*Data entries*.
===

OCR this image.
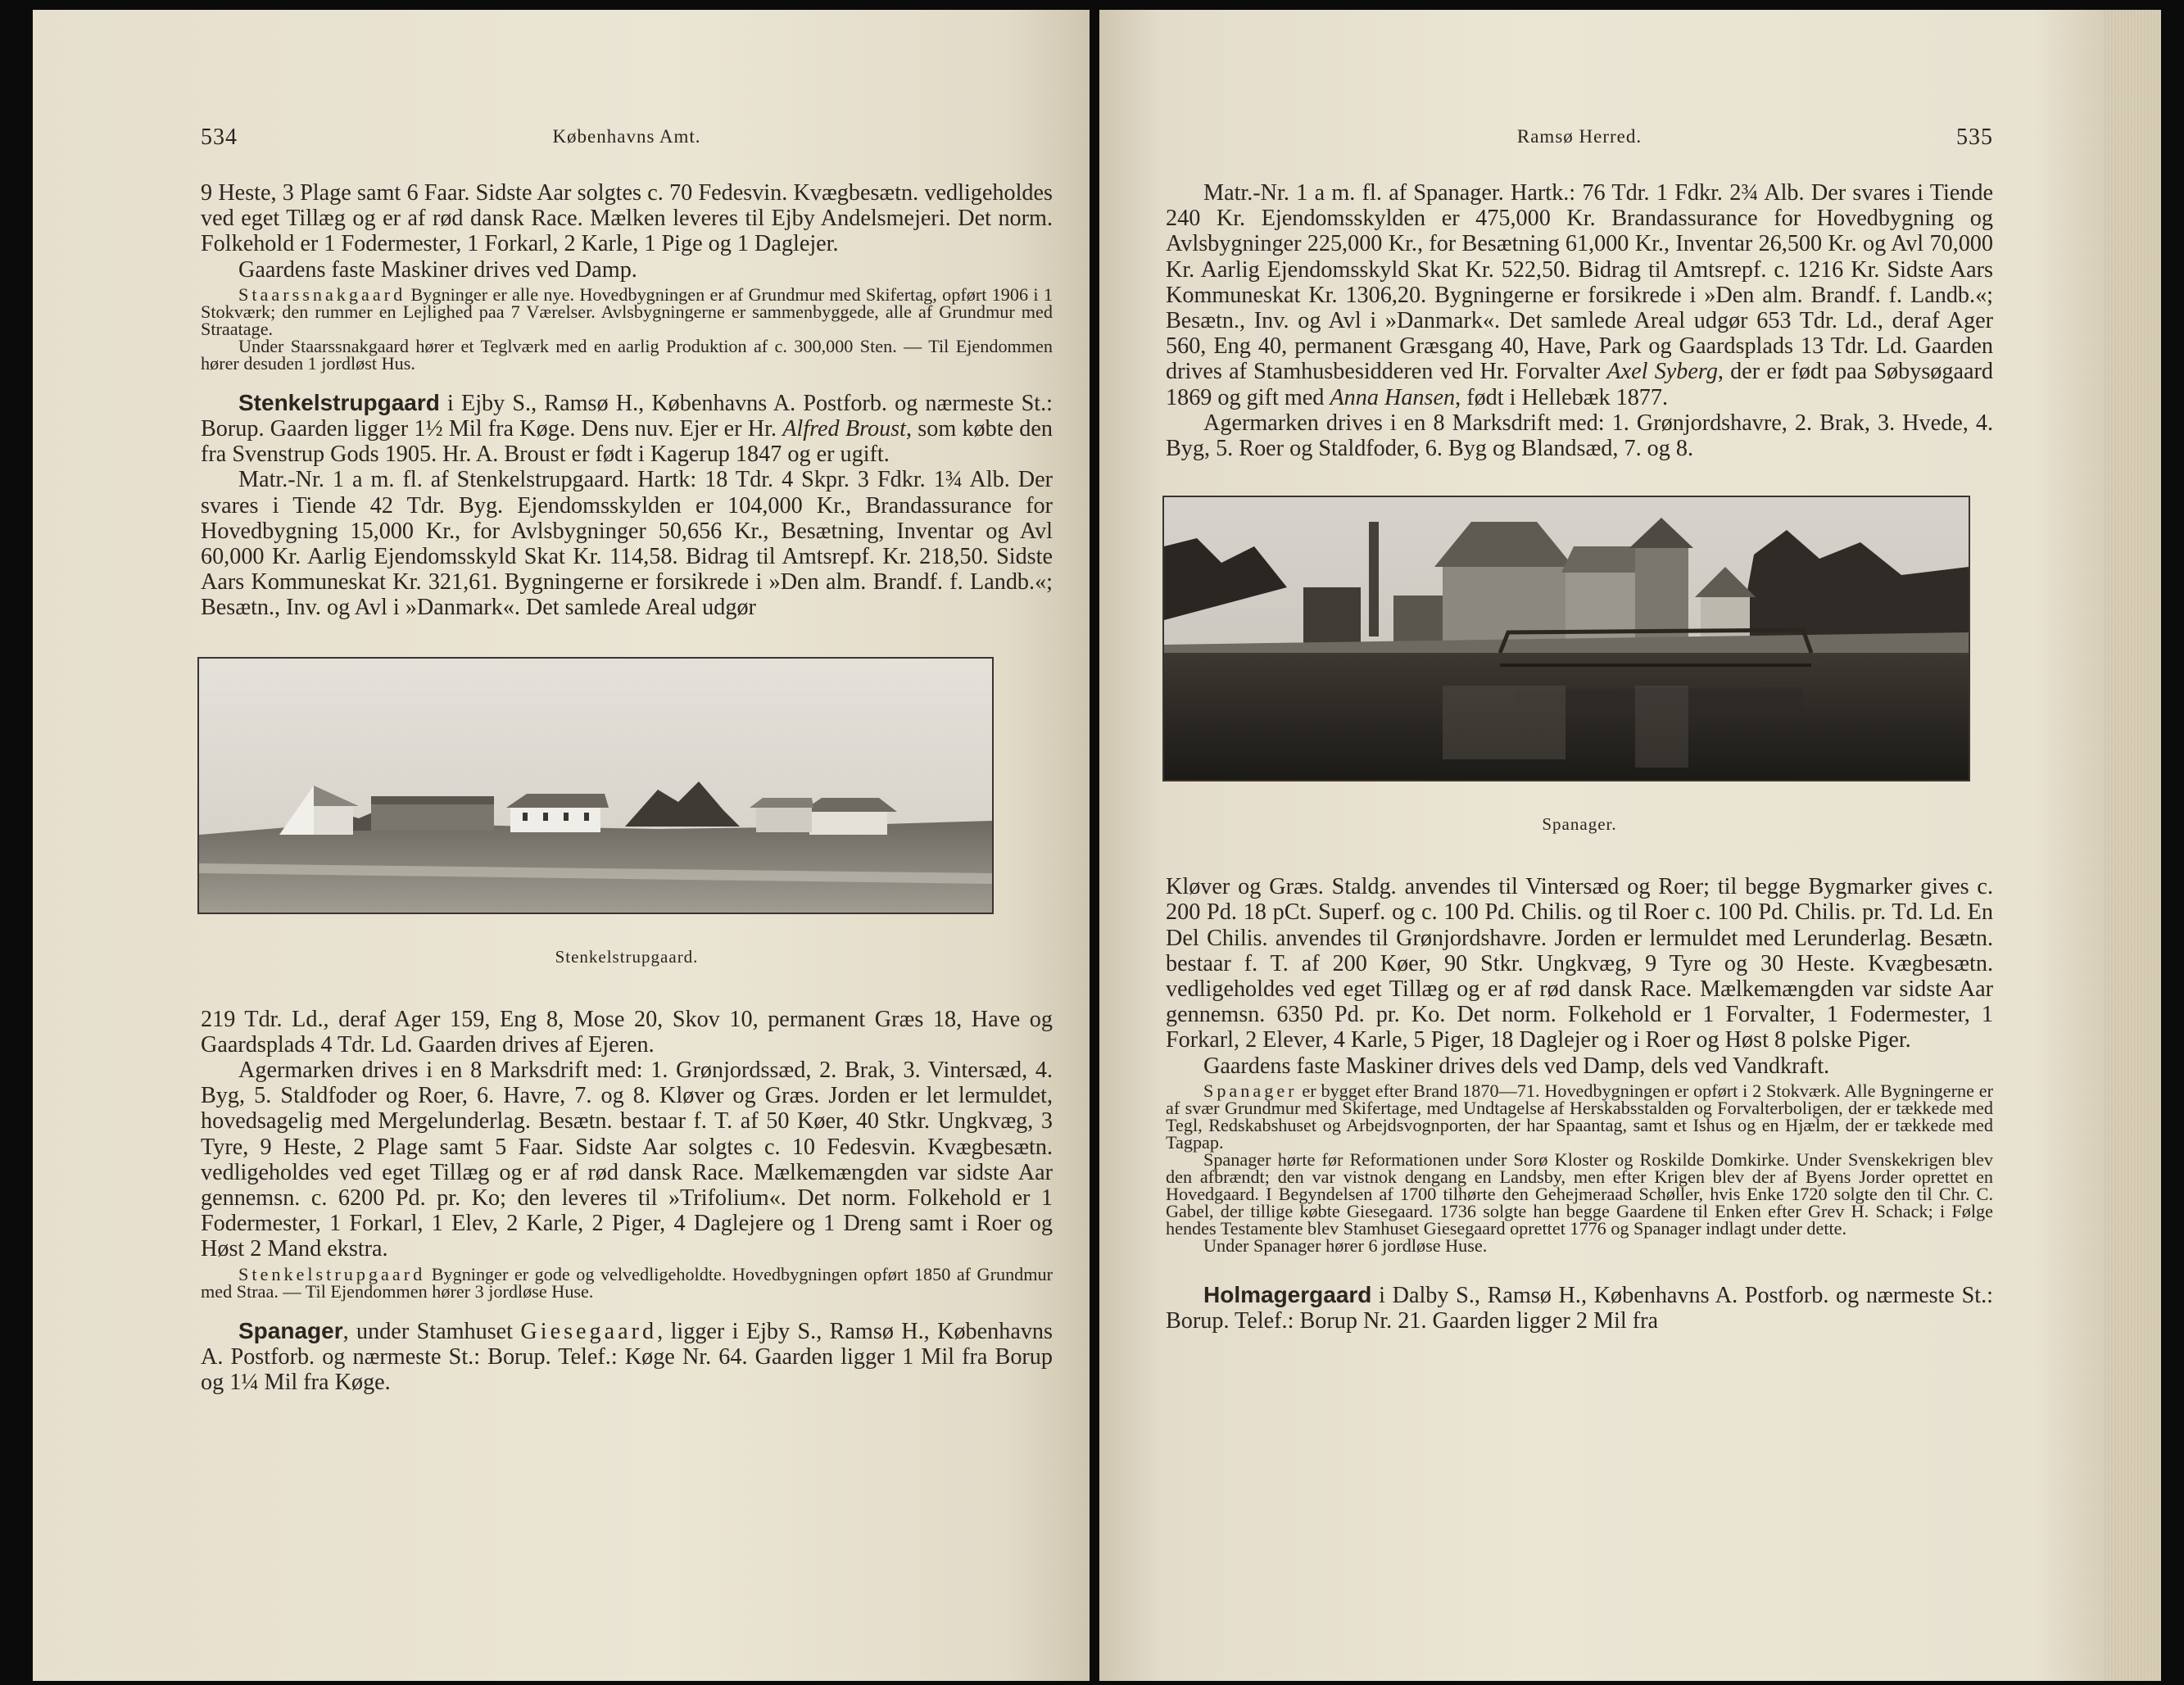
534	Københavns Amt.

9 Heste, 3 Plage samt 6 Faar. Sidste Aar solgtes c. 70 Fedesvin. Kvægbesætn. vedligeholdes ved eget Tillæg og er af rød dansk Race. Mælken leveres til Ejby Andelsmejeri. Det norm. Folkehold er 1 Fodermester, 1 Forkarl, 2 Karle, 1 Pige og 1 Daglejer.

Gaardens faste Maskiner drives ved Damp.

Staarssnakgaard Bygninger er alle nye. Hovedbygningen er af Grundmur med Skifertag, opført 1906 i 1 Stokværk; den rummer en Lejlighed paa 7 Værelser. Avlsbygningerne er sammenbyggede, alle af Grundmur med Straatage.

Under Staarssnakgaard hører et Teglværk med en aarlig Produktion af c. 300,000 Sten. — Til Ejendommen hører desuden 1 jordløst Hus.

Stenkelstrupgaard i Ejby S., Ramsø H., Københavns A. Postforb. og nærmeste St.: Borup. Gaarden ligger 1½ Mil fra Køge. Dens nuv. Ejer er Hr. Alfred Broust, som købte den fra Svenstrup Gods 1905. Hr. A. Broust er født i Kagerup 1847 og er ugift.

Matr.-Nr. 1 a m. fl. af Stenkelstrupgaard. Hartk: 18 Tdr. 4 Skpr. 3 Fdkr. 1¾ Alb. Der svares i Tiende 42 Tdr. Byg. Ejendomsskylden er 104,000 Kr., Brandassurance for Hovedbygning 15,000 Kr., for Avlsbygninger 50,656 Kr., Besætning, Inventar og Avl 60,000 Kr. Aarlig Ejendomsskyld Skat Kr. 114,58. Bidrag til Amtsrepf. Kr. 218,50. Sidste Aars Kommuneskat Kr. 321,61. Bygningerne er forsikrede i »Den alm. Brandf. f. Landb.«; Besætn., Inv. og Avl i »Danmark«. Det samlede Areal udgør

Stenkelstrupgaard.

219 Tdr. Ld., deraf Ager 159, Eng 8, Mose 20, Skov 10, permanent Græs 18, Have og Gaardsplads 4 Tdr. Ld. Gaarden drives af Ejeren.

Agermarken drives i en 8 Marksdrift med: 1. Grønjordssæd, 2. Brak, 3. Vintersæd, 4. Byg, 5. Staldfoder og Roer, 6. Havre, 7. og 8. Kløver og Græs. Jorden er let lermuldet, hovedsagelig med Mergelunderlag. Besætn. bestaar f. T. af 50 Køer, 40 Stkr. Ungkvæg, 3 Tyre, 9 Heste, 2 Plage samt 5 Faar. Sidste Aar solgtes c. 10 Fedesvin. Kvægbesætn. vedligeholdes ved eget Tillæg og er af rød dansk Race. Mælkemængden var sidste Aar gennemsn. c. 6200 Pd. pr. Ko; den leveres til »Trifolium«. Det norm. Folkehold er 1 Fodermester, 1 Forkarl, 1 Elev, 2 Karle, 2 Piger, 4 Daglejere og 1 Dreng samt i Roer og Høst 2 Mand ekstra.

Stenkelstrupgaard Bygninger er gode og velvedligeholdte. Hovedbygningen opført 1850 af Grundmur med Straa. — Til Ejendommen hører 3 jordløse Huse.

Spanager, under Stamhuset Giesegaard, ligger i Ejby S., Ramsø H., Københavns A. Postforb. og nærmeste St.: Borup. Telef.: Køge Nr. 64. Gaarden ligger 1 Mil fra Borup og 1¼ Mil fra Køge.

Ramsø Herred.	535

Matr.-Nr. 1 a m. fl. af Spanager. Hartk.: 76 Tdr. 1 Fdkr. 2¾ Alb. Der svares i Tiende 240 Kr. Ejendomsskylden er 475,000 Kr. Brandassurance for Hovedbygning og Avlsbygninger 225,000 Kr., for Besætning 61,000 Kr., Inventar 26,500 Kr. og Avl 70,000 Kr. Aarlig Ejendomsskyld Skat Kr. 522,50. Bidrag til Amtsrepf. c. 1216 Kr. Sidste Aars Kommuneskat Kr. 1306,20. Bygningerne er forsikrede i »Den alm. Brandf. f. Landb.«; Besætn., Inv. og Avl i »Danmark«. Det samlede Areal udgør 653 Tdr. Ld., deraf Ager 560, Eng 40, permanent Græsgang 40, Have, Park og Gaardsplads 13 Tdr. Ld. Gaarden drives af Stamhusbesidderen ved Hr. Forvalter Axel Syberg, der er født paa Søbysøgaard 1869 og gift med Anna Hansen, født i Hellebæk 1877.

Agermarken drives i en 8 Marksdrift med: 1. Grønjordshavre, 2. Brak, 3. Hvede, 4. Byg, 5. Roer og Staldfoder, 6. Byg og Blandsæd, 7. og 8.

Spanager.

Kløver og Græs. Staldg. anvendes til Vintersæd og Roer; til begge Bygmarker gives c. 200 Pd. 18 pCt. Superf. og c. 100 Pd. Chilis. og til Roer c. 100 Pd. Chilis. pr. Td. Ld. En Del Chilis. anvendes til Grønjordshavre. Jorden er lermuldet med Lerunderlag. Besætn. bestaar f. T. af 200 Køer, 90 Stkr. Ungkvæg, 9 Tyre og 30 Heste. Kvægbesætn. vedligeholdes ved eget Tillæg og er af rød dansk Race. Mælkemængden var sidste Aar gennemsn. 6350 Pd. pr. Ko. Det norm. Folkehold er 1 Forvalter, 1 Fodermester, 1 Forkarl, 2 Elever, 4 Karle, 5 Piger, 18 Daglejer og i Roer og Høst 8 polske Piger.

Gaardens faste Maskiner drives dels ved Damp, dels ved Vandkraft.

Spanager er bygget efter Brand 1870—71. Hovedbygningen er opført i 2 Stokværk. Alle Bygningerne er af svær Grundmur med Skifertage, med Undtagelse af Herskabsstalden og Forvalterboligen, der er tækkede med Tegl, Redskabshuset og Arbejdsvognporten, der har Spaantag, samt et Ishus og en Hjælm, der er tækkede med Tagpap.

Spanager hørte før Reformationen under Sorø Kloster og Roskilde Domkirke. Under Svenskekrigen blev den afbrændt; den var vistnok dengang en Landsby, men efter Krigen blev der af Byens Jorder oprettet en Hovedgaard. I Begyndelsen af 1700 tilhørte den Gehejmeraad Schøller, hvis Enke 1720 solgte den til Chr. C. Gabel, der tillige købte Giesegaard. 1736 solgte han begge Gaardene til Enken efter Grev H. Schack; i Følge hendes Testamente blev Stamhuset Giesegaard oprettet 1776 og Spanager indlagt under dette.

Under Spanager hører 6 jordløse Huse.

Holmagergaard i Dalby S., Ramsø H., Københavns A. Postforb. og nærmeste St.: Borup. Telef.: Borup Nr. 21. Gaarden ligger 2 Mil fra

===

*Exercise instructions*. Write out again every line above exactly as given; the pictures do not belong in the copy.

*Solved exercise*.
OCR this image.
534	Københavns Amt.

9 Heste, 3 Plage samt 6 Faar. Sidste Aar solgtes c. 70 Fedesvin. Kvægbesætn. vedligeholdes ved eget Tillæg og er af rød dansk Race. Mælken leveres til Ejby Andelsmejeri. Det norm. Folkehold er 1 Fodermester, 1 Forkarl, 2 Karle, 1 Pige og 1 Daglejer.

Gaardens faste Maskiner drives ved Damp.

Staarssnakgaard Bygninger er alle nye. Hovedbygningen er af Grundmur med Skifertag, opført 1906 i 1 Stokværk; den rummer en Lejlighed paa 7 Værelser. Avlsbygningerne er sammenbyggede, alle af Grundmur med Straatage.

Under Staarssnakgaard hører et Teglværk med en aarlig Produktion af c. 300,000 Sten. — Til Ejendommen hører desuden 1 jordløst Hus.

Stenkelstrupgaard i Ejby S., Ramsø H., Københavns A. Postforb. og nærmeste St.: Borup. Gaarden ligger 1½ Mil fra Køge. Dens nuv. Ejer er Hr. Alfred Broust, som købte den fra Svenstrup Gods 1905. Hr. A. Broust er født i Kagerup 1847 og er ugift.

Matr.-Nr. 1 a m. fl. af Stenkelstrupgaard. Hartk: 18 Tdr. 4 Skpr. 3 Fdkr. 1¾ Alb. Der svares i Tiende 42 Tdr. Byg. Ejendomsskylden er 104,000 Kr., Brandassurance for Hovedbygning 15,000 Kr., for Avlsbygninger 50,656 Kr., Besætning, Inventar og Avl 60,000 Kr. Aarlig Ejendomsskyld Skat Kr. 114,58. Bidrag til Amtsrepf. Kr. 218,50. Sidste Aars Kommuneskat Kr. 321,61. Bygningerne er forsikrede i »Den alm. Brandf. f. Landb.«; Besætn., Inv. og Avl i »Danmark«. Det samlede Areal udgør

Stenkelstrupgaard.

219 Tdr. Ld., deraf Ager 159, Eng 8, Mose 20, Skov 10, permanent Græs 18, Have og Gaardsplads 4 Tdr. Ld. Gaarden drives af Ejeren.

Agermarken drives i en 8 Marksdrift med: 1. Grønjordssæd, 2. Brak, 3. Vintersæd, 4. Byg, 5. Staldfoder og Roer, 6. Havre, 7. og 8. Kløver og Græs. Jorden er let lermuldet, hovedsagelig med Mergelunderlag. Besætn. bestaar f. T. af 50 Køer, 40 Stkr. Ungkvæg, 3 Tyre, 9 Heste, 2 Plage samt 5 Faar. Sidste Aar solgtes c. 10 Fedesvin. Kvægbesætn. vedligeholdes ved eget Tillæg og er af rød dansk Race. Mælkemængden var sidste Aar gennemsn. c. 6200 Pd. pr. Ko; den leveres til »Trifolium«. Det norm. Folkehold er 1 Fodermester, 1 Forkarl, 1 Elev, 2 Karle, 2 Piger, 4 Daglejere og 1 Dreng samt i Roer og Høst 2 Mand ekstra.

Stenkelstrupgaard Bygninger er gode og velvedligeholdte. Hovedbygningen opført 1850 af Grundmur med Straa. — Til Ejendommen hører 3 jordløse Huse.

Spanager, under Stamhuset Giesegaard, ligger i Ejby S., Ramsø H., Københavns A. Postforb. og nærmeste St.: Borup. Telef.: Køge Nr. 64. Gaarden ligger 1 Mil fra Borup og 1¼ Mil fra Køge.

Ramsø Herred.	535

Matr.-Nr. 1 a m. fl. af Spanager. Hartk.: 76 Tdr. 1 Fdkr. 2¾ Alb. Der svares i Tiende 240 Kr. Ejendomsskylden er 475,000 Kr. Brandassurance for Hovedbygning og Avlsbygninger 225,000 Kr., for Besætning 61,000 Kr., Inventar 26,500 Kr. og Avl 70,000 Kr. Aarlig Ejendomsskyld Skat Kr. 522,50. Bidrag til Amtsrepf. c. 1216 Kr. Sidste Aars Kommuneskat Kr. 1306,20. Bygningerne er forsikrede i »Den alm. Brandf. f. Landb.«; Besætn., Inv. og Avl i »Danmark«. Det samlede Areal udgør 653 Tdr. Ld., deraf Ager 560, Eng 40, permanent Græsgang 40, Have, Park og Gaardsplads 13 Tdr. Ld. Gaarden drives af Stamhusbesidderen ved Hr. Forvalter Axel Syberg, der er født paa Søbysøgaard 1869 og gift med Anna Hansen, født i Hellebæk 1877.

Agermarken drives i en 8 Marksdrift med: 1. Grønjordshavre, 2. Brak, 3. Hvede, 4. Byg, 5. Roer og Staldfoder, 6. Byg og Blandsæd, 7. og 8.

Spanager.

Kløver og Græs. Staldg. anvendes til Vintersæd og Roer; til begge Bygmarker gives c. 200 Pd. 18 pCt. Superf. og c. 100 Pd. Chilis. og til Roer c. 100 Pd. Chilis. pr. Td. Ld. En Del Chilis. anvendes til Grønjordshavre. Jorden er lermuldet med Lerunderlag. Besætn. bestaar f. T. af 200 Køer, 90 Stkr. Ungkvæg, 9 Tyre og 30 Heste. Kvægbesætn. vedligeholdes ved eget Tillæg og er af rød dansk Race. Mælkemængden var sidste Aar gennemsn. 6350 Pd. pr. Ko. Det norm. Folkehold er 1 Forvalter, 1 Fodermester, 1 Forkarl, 2 Elever, 4 Karle, 5 Piger, 18 Daglejer og i Roer og Høst 8 polske Piger.

Gaardens faste Maskiner drives dels ved Damp, dels ved Vandkraft.

Spanager er bygget efter Brand 1870—71. Hovedbygningen er opført i 2 Stokværk. Alle Bygningerne er af svær Grundmur med Skifertage, med Undtagelse af Herskabsstalden og Forvalterboligen, der er tækkede med Tegl, Redskabshuset og Arbejdsvognporten, der har Spaantag, samt et Ishus og en Hjælm, der er tækkede med Tagpap.

Spanager hørte før Reformationen under Sorø Kloster og Roskilde Domkirke. Under Svenskekrigen blev den afbrændt; den var vistnok dengang en Landsby, men efter Krigen blev der af Byens Jorder oprettet en Hovedgaard. I Begyndelsen af 1700 tilhørte den Gehejmeraad Schøller, hvis Enke 1720 solgte den til Chr. C. Gabel, der tillige købte Giesegaard. 1736 solgte han begge Gaardene til Enken efter Grev H. Schack; i Følge hendes Testamente blev Stamhuset Giesegaard oprettet 1776 og Spanager indlagt under dette.

Under Spanager hører 6 jordløse Huse.

Holmagergaard i Dalby S., Ramsø H., Københavns A. Postforb. og nærmeste St.: Borup. Telef.: Borup Nr. 21. Gaarden ligger 2 Mil fra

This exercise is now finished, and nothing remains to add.